Exercise aim: The data below should be restated word for word, with every picture omitted.

Dataset rows:
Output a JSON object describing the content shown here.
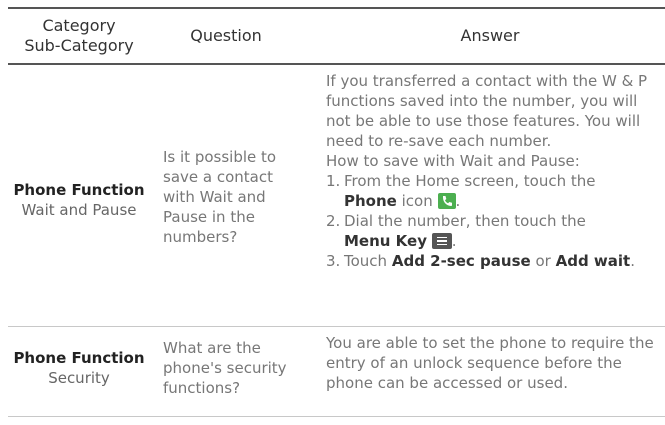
{
  "table": {
    "headers": {
      "category": "Category",
      "subcategory": "Sub-Category",
      "question": "Question",
      "answer": "Answer"
    },
    "rows": [
      {
        "category": "Phone Function",
        "subcategory": "Wait and Pause",
        "question": "Is it possible to save a contact with Wait and Pause in the numbers?",
        "answer_intro": "If you transferred a contact with the W & P functions saved into the number, you will not be able to use those features. You will need to re-save each number.",
        "answer_howto": "How to save with Wait and Pause:",
        "steps": [
          {
            "num": "1.",
            "pre": "From the Home screen, touch the",
            "bold": "Phone",
            "post": "icon",
            "icon": "phone-icon"
          },
          {
            "num": "2.",
            "pre": "Dial the number, then touch the",
            "bold": "Menu Key",
            "icon": "menu-key-icon"
          },
          {
            "num": "3.",
            "pre": "Touch",
            "bold1": "Add 2-sec pause",
            "mid": "or",
            "bold2": "Add wait",
            "end": "."
          }
        ]
      },
      {
        "category": "Phone Function",
        "subcategory": "Security",
        "question": "What are the phone's security functions?",
        "answer": "You are able to set the phone to require the entry of an unlock sequence before the phone can be accessed or used."
      }
    ]
  },
  "colors": {
    "accent_icon": "#4caf50",
    "menu_icon": "#555555",
    "rule": "#555555"
  }
}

Right answer:
Output a JSON object describing the content shown here.
{
  "table": {
    "headers": {
      "category": "Category",
      "subcategory": "Sub-Category",
      "question": "Question",
      "answer": "Answer"
    },
    "rows": [
      {
        "category": "Phone Function",
        "subcategory": "Wait and Pause",
        "question": "Is it possible to save a contact with Wait and Pause in the numbers?",
        "answer_intro": "If you transferred a contact with the W & P functions saved into the number, you will not be able to use those features. You will need to re-save each number.",
        "answer_howto": "How to save with Wait and Pause:",
        "steps": [
          {
            "num": "1.",
            "pre": "From the Home screen, touch the",
            "bold": "Phone",
            "post": "icon",
            "icon": "phone-icon"
          },
          {
            "num": "2.",
            "pre": "Dial the number, then touch the",
            "bold": "Menu Key",
            "icon": "menu-key-icon"
          },
          {
            "num": "3.",
            "pre": "Touch",
            "bold1": "Add 2-sec pause",
            "mid": "or",
            "bold2": "Add wait",
            "end": "."
          }
        ]
      },
      {
        "category": "Phone Function",
        "subcategory": "Security",
        "question": "What are the phone's security functions?",
        "answer": "You are able to set the phone to require the entry of an unlock sequence before the phone can be accessed or used."
      }
    ]
  },
  "colors": {
    "accent_icon": "#4caf50",
    "menu_icon": "#555555",
    "rule": "#555555"
  }
}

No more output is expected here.